— EXERCISE DIRECTIONS —
Note how many lines in the entries contain the string "example", then give that number and nothing else.

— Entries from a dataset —
.....
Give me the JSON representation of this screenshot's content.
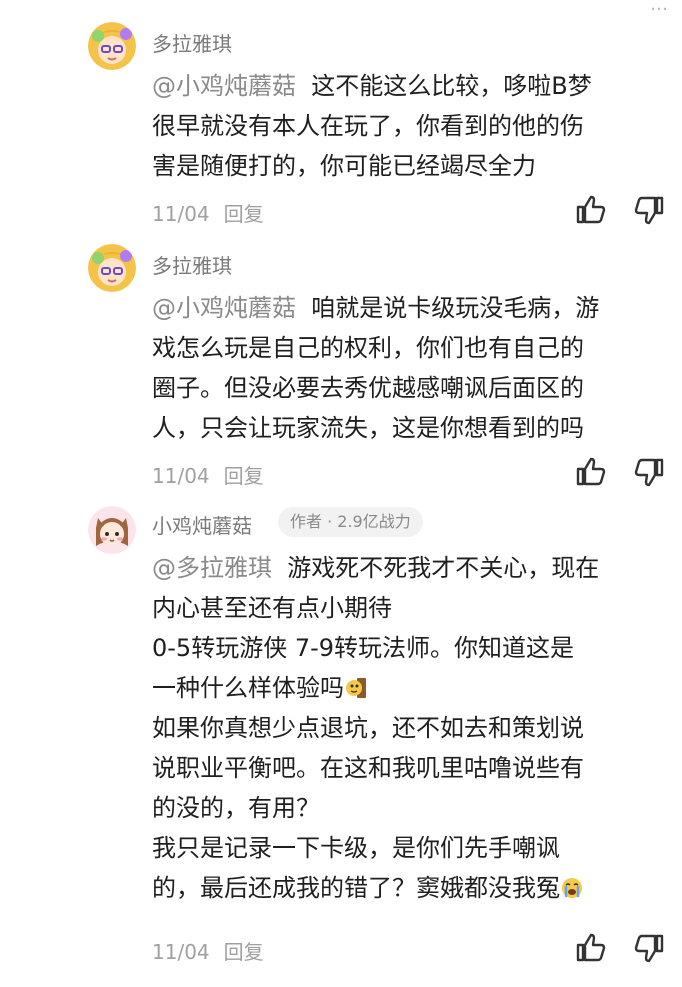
{
  "header": {
    "more_label": "…"
  },
  "comments": [
    {
      "username": "多拉雅琪",
      "mention": "@小鸡炖蘑菇",
      "lines": [
        "这不能这么比较，哆啦B梦",
        "很早就没有本人在玩了，你看到的他的伤",
        "害是随便打的，你可能已经竭尽全力"
      ],
      "date": "11/04",
      "reply_label": "回复",
      "like_icon": "thumbs-up-icon",
      "dislike_icon": "thumbs-down-icon"
    },
    {
      "username": "多拉雅琪",
      "mention": "@小鸡炖蘑菇",
      "lines": [
        "咱就是说卡级玩没毛病，游",
        "戏怎么玩是自己的权利，你们也有自己的",
        "圈子。但没必要去秀优越感嘲讽后面区的",
        "人，只会让玩家流失，这是你想看到的吗"
      ],
      "date": "11/04",
      "reply_label": "回复",
      "like_icon": "thumbs-up-icon",
      "dislike_icon": "thumbs-down-icon"
    },
    {
      "username": "小鸡炖蘑菇",
      "badge": "作者 · 2.9亿战力",
      "mention": "@多拉雅琪",
      "lines": [
        "游戏死不死我才不关心，现在",
        "内心甚至还有点小期待",
        "0-5转玩游侠 7-9转玩法师。你知道这是",
        "一种什么样体验吗",
        "如果你真想少点退坑，还不如去和策划说",
        "说职业平衡吧。在这和我叽里咕噜说些有",
        "的没的，有用？",
        "我只是记录一下卡级，是你们先手嘲讽",
        "的，最后还成我的错了？窦娥都没我冤"
      ],
      "emojis": [
        "peek-emoji-icon",
        "crying-emoji-icon"
      ],
      "date": "11/04",
      "reply_label": "回复",
      "like_icon": "thumbs-up-icon",
      "dislike_icon": "thumbs-down-icon"
    }
  ]
}
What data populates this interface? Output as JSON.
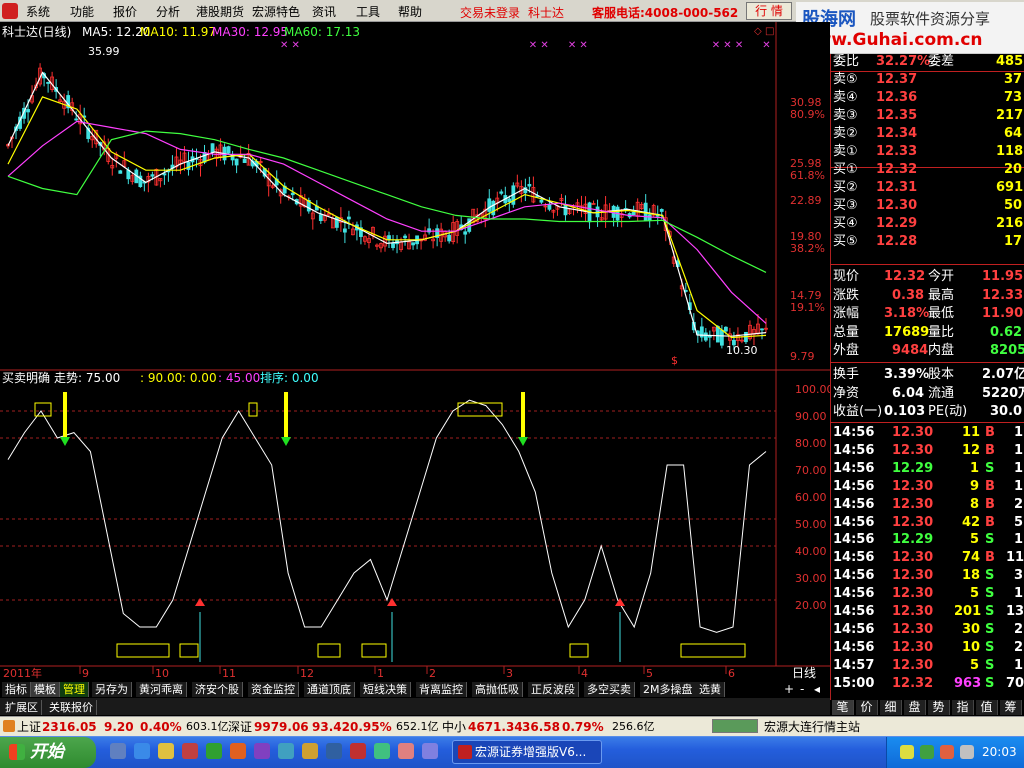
{
  "menu": {
    "items": [
      "系统",
      "功能",
      "报价",
      "分析",
      "港股期货",
      "宏源特色",
      "资讯",
      "工具",
      "帮助"
    ],
    "notice": "交易未登录",
    "stock": "科士达",
    "service": "客服电话:4008-000-562",
    "btn": "行 情"
  },
  "logo": {
    "main": "股海网",
    "sub": "股票软件资源分享",
    "url": "www.Guhai.com.cn"
  },
  "chart": {
    "title": "科士达(日线)",
    "ma": [
      "MA5: 12.20",
      "MA10: 11.97",
      "MA30: 12.95",
      "MA60: 17.13"
    ],
    "high_label": "35.99",
    "low_label": "10.30",
    "price_axis": [
      "30.98",
      "80.9%",
      "25.98",
      "61.8%",
      "22.89",
      "19.80",
      "38.2%",
      "14.79",
      "19.1%",
      "9.79"
    ],
    "indicator_line": [
      "买卖明确",
      "走势: 75.00",
      ": 90.00",
      ": 0.00",
      ": 45.00",
      "排序: 0.00"
    ],
    "ind_axis": [
      "100.00",
      "90.00",
      "80.00",
      "70.00",
      "60.00",
      "50.00",
      "40.00",
      "30.00",
      "20.00"
    ],
    "date_axis": [
      "2011年",
      "9",
      "10",
      "11",
      "12",
      "1",
      "2",
      "3",
      "4",
      "5",
      "6"
    ],
    "period": "日线"
  },
  "chart_data": [
    {
      "type": "line",
      "title": "科士达(日线)",
      "series": [
        {
          "name": "MA5",
          "values": [
            27.5,
            33.5,
            30,
            26.5,
            24.5,
            26,
            27,
            26.5,
            23.5,
            22,
            21,
            19.5,
            19.8,
            20.5,
            22.5,
            24,
            22.5,
            22,
            22.3,
            21.8,
            12,
            11.9,
            12.2
          ]
        },
        {
          "name": "MA10",
          "values": [
            26,
            31.5,
            30.5,
            27,
            25.5,
            25.5,
            26.5,
            26.8,
            24.2,
            22.5,
            21,
            19.8,
            19.8,
            20.5,
            22,
            23.5,
            22.8,
            22,
            22.2,
            21.8,
            14,
            11.8,
            11.97
          ]
        },
        {
          "name": "MA30",
          "values": [
            25,
            27.5,
            29.5,
            29,
            28.5,
            27.2,
            26.8,
            26.8,
            26,
            24.5,
            23,
            21.5,
            20.5,
            20.5,
            21.5,
            22.5,
            22.8,
            22.3,
            21.8,
            21.6,
            19,
            15.5,
            12.95
          ]
        },
        {
          "name": "MA60",
          "values": [
            25,
            24,
            23.5,
            28,
            28.7,
            28.5,
            28,
            27.2,
            26.5,
            25.5,
            24.5,
            23.5,
            22.5,
            21.8,
            21.5,
            21.5,
            21.3,
            21.3,
            21.3,
            21.4,
            20,
            18.5,
            17.13
          ]
        }
      ],
      "ylim": [
        9.79,
        36
      ]
    },
    {
      "type": "line",
      "title": "买卖明确",
      "series": [
        {
          "name": "走势",
          "values": [
            72,
            82,
            90,
            80,
            82,
            75,
            45,
            15,
            10,
            10,
            20,
            40,
            60,
            80,
            90,
            80,
            70,
            30,
            10,
            10,
            20,
            30,
            35,
            20,
            40,
            60,
            80,
            90,
            94,
            92,
            85,
            75,
            60,
            30,
            10,
            20,
            40,
            20,
            10,
            30,
            70,
            70,
            10,
            8,
            10,
            70,
            75
          ]
        }
      ],
      "ylim": [
        0,
        100
      ]
    }
  ],
  "right": {
    "rows": [
      {
        "k": "委比",
        "v": "32.27%",
        "k2": "委差",
        "v2": "485"
      },
      {
        "k": "卖⑤",
        "v": "12.37",
        "v2": "37"
      },
      {
        "k": "卖④",
        "v": "12.36",
        "v2": "73"
      },
      {
        "k": "卖③",
        "v": "12.35",
        "v2": "217"
      },
      {
        "k": "卖②",
        "v": "12.34",
        "v2": "64"
      },
      {
        "k": "卖①",
        "v": "12.33",
        "v2": "118"
      },
      {
        "k": "买①",
        "v": "12.32",
        "v2": "20"
      },
      {
        "k": "买②",
        "v": "12.31",
        "v2": "691"
      },
      {
        "k": "买③",
        "v": "12.30",
        "v2": "50"
      },
      {
        "k": "买④",
        "v": "12.29",
        "v2": "216"
      },
      {
        "k": "买⑤",
        "v": "12.28",
        "v2": "17"
      }
    ],
    "quotes": [
      {
        "k": "现价",
        "v": "12.32",
        "k2": "今开",
        "v2": "11.95"
      },
      {
        "k": "涨跌",
        "v": "0.38",
        "k2": "最高",
        "v2": "12.33"
      },
      {
        "k": "涨幅",
        "v": "3.18%",
        "k2": "最低",
        "v2": "11.90"
      },
      {
        "k": "总量",
        "v": "17689",
        "k2": "量比",
        "v2": "0.62"
      },
      {
        "k": "外盘",
        "v": "9484",
        "k2": "内盘",
        "v2": "8205"
      }
    ],
    "fund": [
      {
        "k": "换手",
        "v": "3.39%",
        "k2": "股本",
        "v2": "2.07亿"
      },
      {
        "k": "净资",
        "v": "6.04",
        "k2": "流通",
        "v2": "5220万"
      },
      {
        "k": "收益(一)",
        "v": "0.103",
        "k2": "PE(动)",
        "v2": "30.0"
      }
    ],
    "ticks": [
      {
        "t": "14:56",
        "p": "12.30",
        "v": "11",
        "s": "B",
        "n": "1"
      },
      {
        "t": "14:56",
        "p": "12.30",
        "v": "12",
        "s": "B",
        "n": "1"
      },
      {
        "t": "14:56",
        "p": "12.29",
        "v": "1",
        "s": "S",
        "n": "1"
      },
      {
        "t": "14:56",
        "p": "12.30",
        "v": "9",
        "s": "B",
        "n": "1"
      },
      {
        "t": "14:56",
        "p": "12.30",
        "v": "8",
        "s": "B",
        "n": "2"
      },
      {
        "t": "14:56",
        "p": "12.30",
        "v": "42",
        "s": "B",
        "n": "5"
      },
      {
        "t": "14:56",
        "p": "12.29",
        "v": "5",
        "s": "S",
        "n": "1"
      },
      {
        "t": "14:56",
        "p": "12.30",
        "v": "74",
        "s": "B",
        "n": "11"
      },
      {
        "t": "14:56",
        "p": "12.30",
        "v": "18",
        "s": "S",
        "n": "3"
      },
      {
        "t": "14:56",
        "p": "12.30",
        "v": "5",
        "s": "S",
        "n": "1"
      },
      {
        "t": "14:56",
        "p": "12.30",
        "v": "201",
        "s": "S",
        "n": "13"
      },
      {
        "t": "14:56",
        "p": "12.30",
        "v": "30",
        "s": "S",
        "n": "2"
      },
      {
        "t": "14:56",
        "p": "12.30",
        "v": "10",
        "s": "S",
        "n": "2"
      },
      {
        "t": "14:57",
        "p": "12.30",
        "v": "5",
        "s": "S",
        "n": "1"
      },
      {
        "t": "15:00",
        "p": "12.32",
        "v": "963",
        "s": "S",
        "n": "70"
      }
    ],
    "tabs": [
      "笔",
      "价",
      "细",
      "盘",
      "势",
      "指",
      "值",
      "筹"
    ]
  },
  "tabs": [
    "指标",
    "模板",
    "管理",
    "另存为",
    "黄河乖离",
    "济安个股",
    "资金监控",
    "通道顶底",
    "短线决策",
    "背离监控",
    "高抛低吸",
    "正反波段",
    "多空买卖",
    "2M多操盘",
    "选黄"
  ],
  "tabs2": [
    "扩展区",
    "关联报价"
  ],
  "status": {
    "sh": "上证",
    "sh_v": "2316.05",
    "sh_c": "9.20",
    "sh_p": "0.40%",
    "sh_a": "603.1亿",
    "sz": "深证",
    "sz_v": "9979.06",
    "sz_c": "93.42",
    "sz_p": "0.95%",
    "sz_a": "652.1亿",
    "zx": "中小",
    "zx_v": "4671.34",
    "zx_c": "36.58",
    "zx_p": "0.79%",
    "zx_a": "256.6亿",
    "site": "宏源大连行情主站"
  },
  "taskbar": {
    "start": "开始",
    "item": "宏源证券增强版V6...",
    "time": "20:03"
  }
}
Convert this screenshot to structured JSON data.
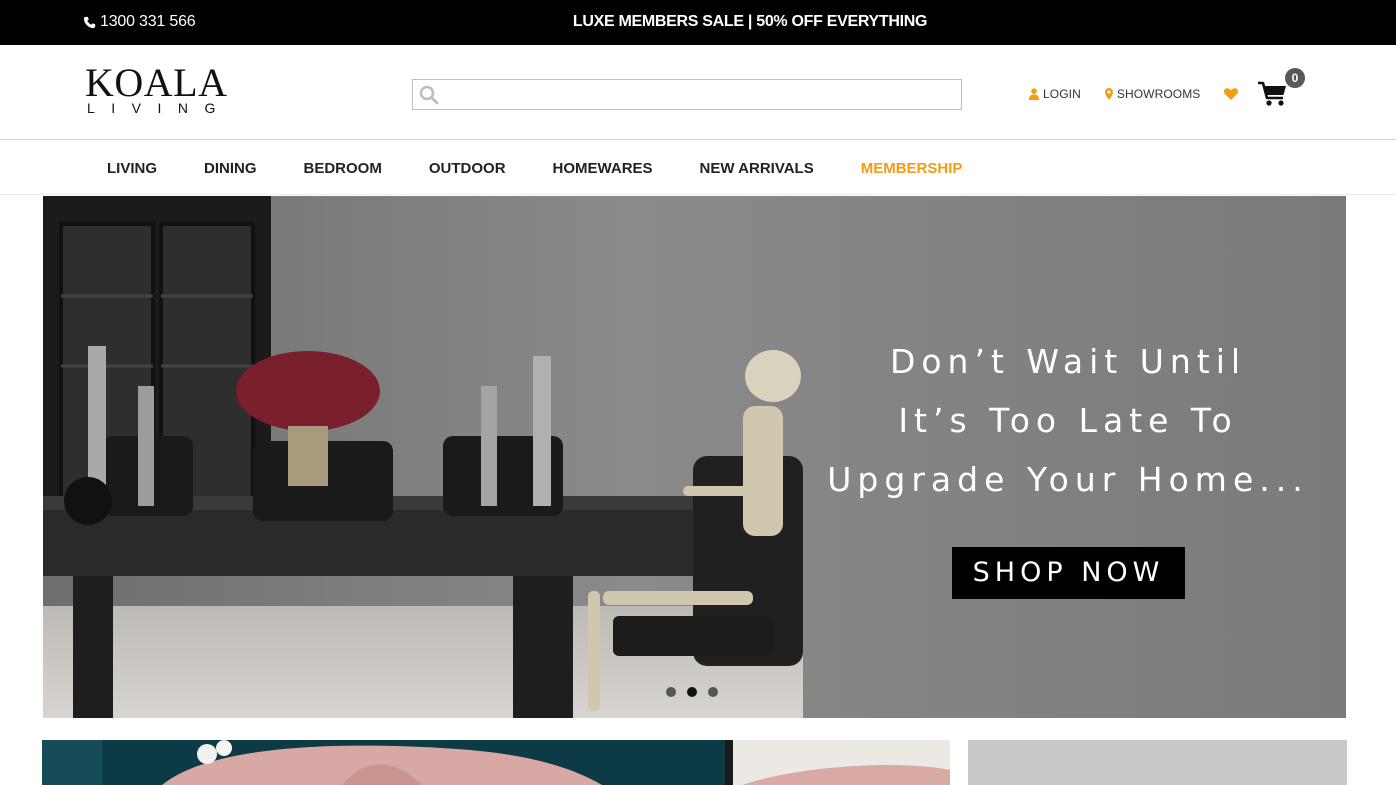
{
  "topbar": {
    "phone": "1300 331 566",
    "promo": "LUXE MEMBERS SALE | 50% OFF EVERYTHING"
  },
  "header": {
    "logo_brand": "KOALA",
    "logo_sub": "LIVING",
    "search": {
      "placeholder": "",
      "value": ""
    },
    "links": {
      "login": "LOGIN",
      "showrooms": "SHOWROOMS"
    },
    "cart_count": "0"
  },
  "nav": {
    "items": [
      {
        "label": "LIVING"
      },
      {
        "label": "DINING"
      },
      {
        "label": "BEDROOM"
      },
      {
        "label": "OUTDOOR"
      },
      {
        "label": "HOMEWARES"
      },
      {
        "label": "NEW ARRIVALS"
      },
      {
        "label": "MEMBERSHIP"
      }
    ]
  },
  "hero": {
    "headline_line1": "Don’t Wait Until",
    "headline_line2": "It’s Too Late To",
    "headline_line3": "Upgrade Your Home...",
    "cta_label": "SHOP NOW",
    "slide_count": 3,
    "active_slide": 2
  },
  "colors": {
    "accent": "#f39c12",
    "topbar_bg": "#000000",
    "hero_bg": "#7a7a7a"
  },
  "icons": {
    "phone": "phone-icon",
    "search": "search-icon",
    "login": "user-icon",
    "showrooms": "map-marker-icon",
    "wishlist": "heart-icon",
    "cart": "shopping-cart-icon"
  }
}
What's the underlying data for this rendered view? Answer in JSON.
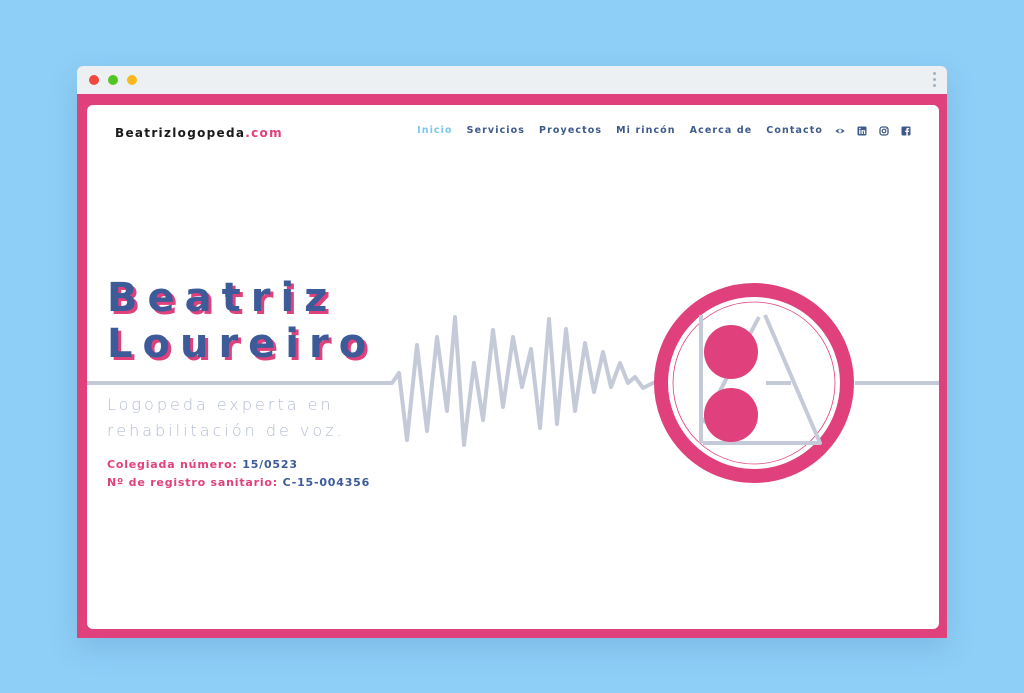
{
  "colors": {
    "background": "#8ecff7",
    "frame": "#e0407b",
    "accent_blue": "#3d5a99",
    "nav_active": "#7cc8ea",
    "wave": "#c5cad9"
  },
  "window": {
    "controls": [
      "close",
      "minimize",
      "maximize"
    ]
  },
  "header": {
    "brand_main": "Beatrizlogopeda",
    "brand_tld": ".com",
    "nav": [
      {
        "label": "Inicio",
        "active": true
      },
      {
        "label": "Servicios"
      },
      {
        "label": "Proyectos"
      },
      {
        "label": "Mi rincón"
      },
      {
        "label": "Acerca de"
      },
      {
        "label": "Contacto"
      }
    ],
    "icons": [
      "eye-icon",
      "linkedin-icon",
      "instagram-icon",
      "facebook-icon"
    ]
  },
  "hero": {
    "first_name": "Beatriz",
    "last_name": "Loureiro",
    "tagline": "Logopeda experta en rehabilitación de voz.",
    "colegiada_label": "Colegiada número: ",
    "colegiada_value": "15/0523",
    "registro_label": "Nº de registro sanitario: ",
    "registro_value": "C-15-004356",
    "logo": "BA-monogram-logo"
  }
}
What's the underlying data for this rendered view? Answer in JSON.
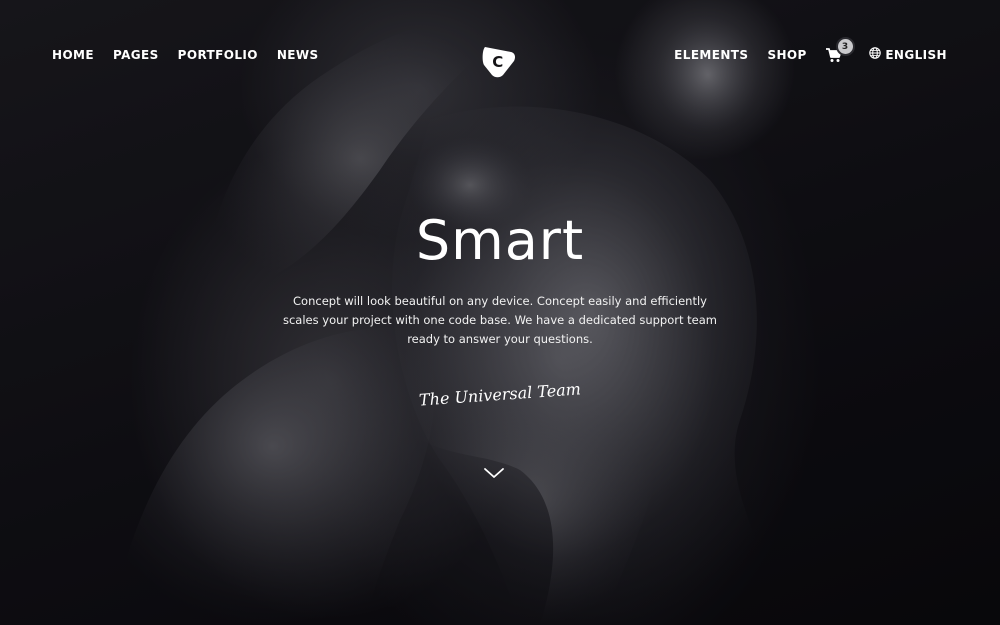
{
  "nav": {
    "left": [
      {
        "label": "HOME"
      },
      {
        "label": "PAGES"
      },
      {
        "label": "PORTFOLIO"
      },
      {
        "label": "NEWS"
      }
    ],
    "right": {
      "elements": "ELEMENTS",
      "shop": "SHOP",
      "cart_count": "3",
      "language": "ENGLISH"
    },
    "logo_letter": "C"
  },
  "hero": {
    "title": "Smart",
    "description": "Concept will look beautiful on any device. Concept easily and efficiently scales your project with one code base. We have a dedicated support team ready to answer your questions.",
    "signature": "The Universal Team"
  },
  "icons": {
    "cart": "shopping-cart-icon",
    "globe": "globe-icon",
    "scroll": "chevron-down-icon"
  },
  "colors": {
    "background": "#0d0c10",
    "text": "#ffffff",
    "badge": "#c9c9cc"
  }
}
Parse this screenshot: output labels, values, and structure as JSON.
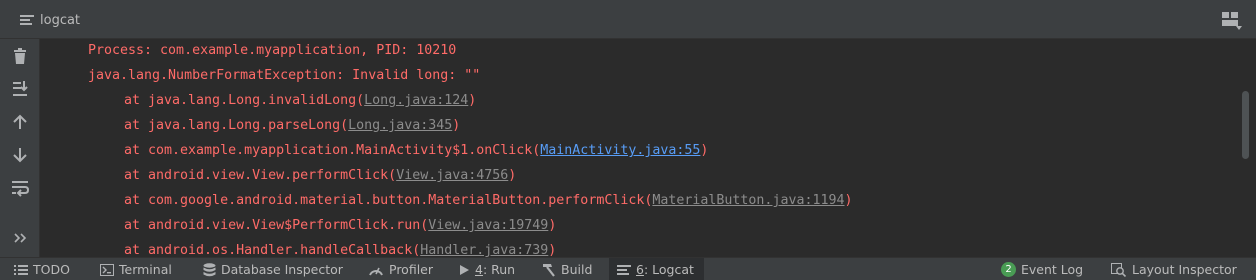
{
  "header": {
    "title": "logcat"
  },
  "toolbar": {
    "items": [
      "trash-icon",
      "scroll-to-end-icon",
      "up-arrow-icon",
      "down-arrow-icon",
      "soft-wrap-icon",
      "more-chevron-icon"
    ]
  },
  "log": {
    "lines": [
      {
        "text": "Process: com.example.myapplication, PID: 10210"
      },
      {
        "text": "java.lang.NumberFormatException: Invalid long: \"\""
      },
      {
        "prefix": "at java.lang.Long.invalidLong(",
        "link": "Long.java:124",
        "suffix": ")"
      },
      {
        "prefix": "at java.lang.Long.parseLong(",
        "link": "Long.java:345",
        "suffix": ")"
      },
      {
        "prefix": "at com.example.myapplication.MainActivity$1.onClick(",
        "link": "MainActivity.java:55",
        "suffix": ")"
      },
      {
        "prefix": "at android.view.View.performClick(",
        "link": "View.java:4756",
        "suffix": ")"
      },
      {
        "prefix": "at com.google.android.material.button.MaterialButton.performClick(",
        "link": "MaterialButton.java:1194",
        "suffix": ")"
      },
      {
        "prefix": "at android.view.View$PerformClick.run(",
        "link": "View.java:19749",
        "suffix": ")"
      },
      {
        "prefix": "at android.os.Handler.handleCallback(",
        "link": "Handler.java:739",
        "suffix": ")"
      }
    ]
  },
  "bottom": {
    "todo": "TODO",
    "terminal": "Terminal",
    "database": "Database Inspector",
    "profiler": "Profiler",
    "run_num": "4",
    "run": ": Run",
    "build": "Build",
    "logcat_num": "6",
    "logcat": ": Logcat",
    "event_count": "2",
    "event_log": "Event Log",
    "layout_inspector": "Layout Inspector"
  },
  "colors": {
    "error_text": "#ff6b68",
    "link": "#8c8c8c",
    "link_highlight": "#589df6",
    "panel": "#3c3f41",
    "editor": "#2b2b2b",
    "badge": "#499c54"
  }
}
.....
— TASK SOLUTION —
2